◆ EXERCISE OBJECTIVE ◆
Each line that holds the word "Alarm" counts once. Give the total number of such lines and nothing else.

◆ DATASET ◆
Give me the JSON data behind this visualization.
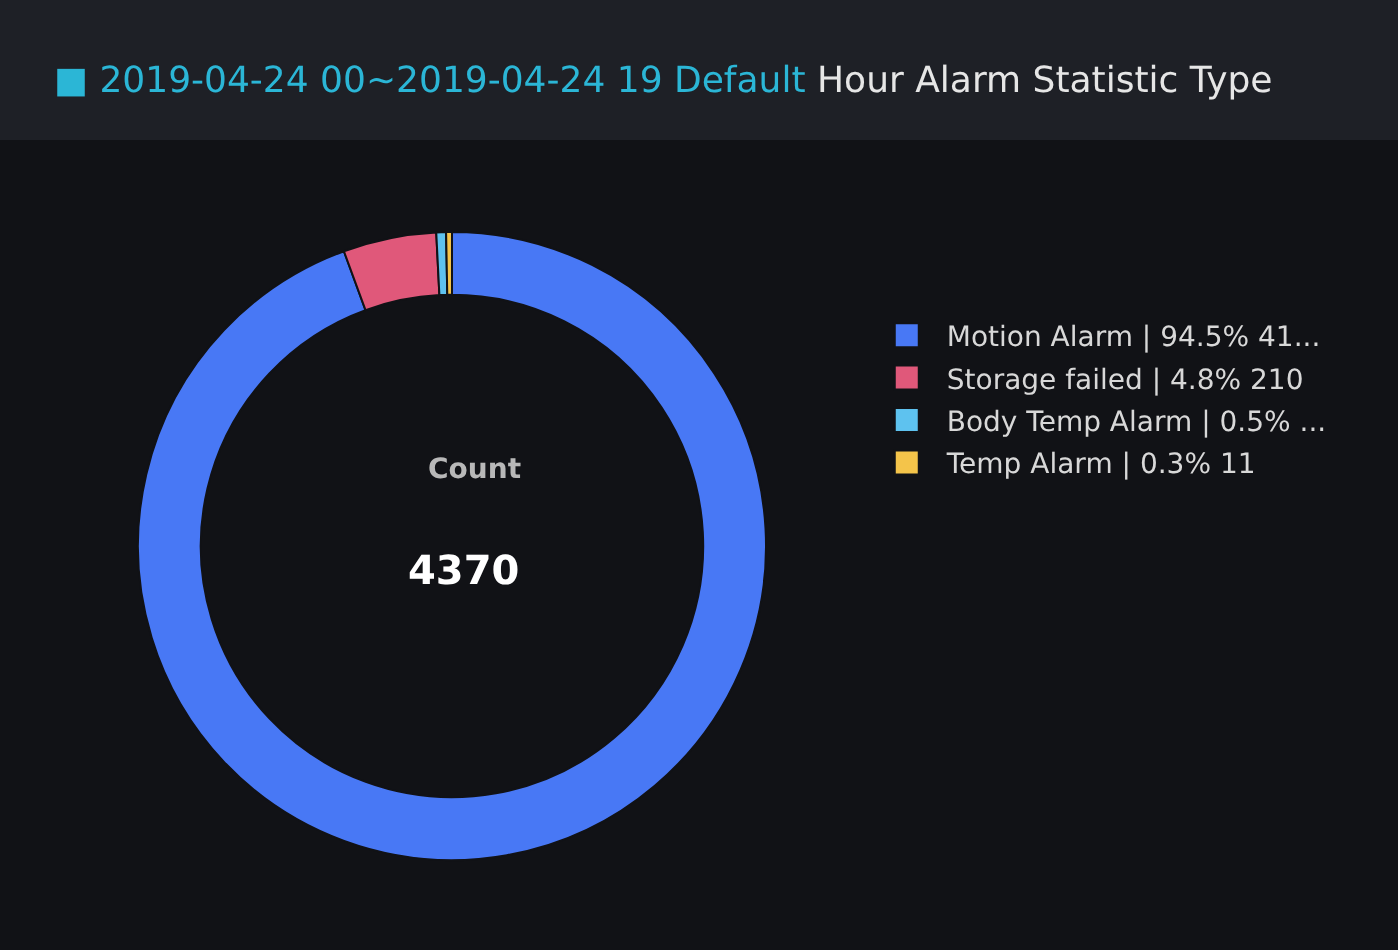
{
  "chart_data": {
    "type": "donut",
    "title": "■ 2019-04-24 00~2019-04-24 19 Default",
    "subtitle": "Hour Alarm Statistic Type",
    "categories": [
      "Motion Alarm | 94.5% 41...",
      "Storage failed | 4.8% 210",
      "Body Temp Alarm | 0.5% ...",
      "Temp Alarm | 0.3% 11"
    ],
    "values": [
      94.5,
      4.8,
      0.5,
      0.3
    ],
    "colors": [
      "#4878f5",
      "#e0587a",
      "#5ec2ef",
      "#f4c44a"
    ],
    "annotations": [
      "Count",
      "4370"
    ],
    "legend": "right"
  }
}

◆ SOLVED EXERCISE ◆
4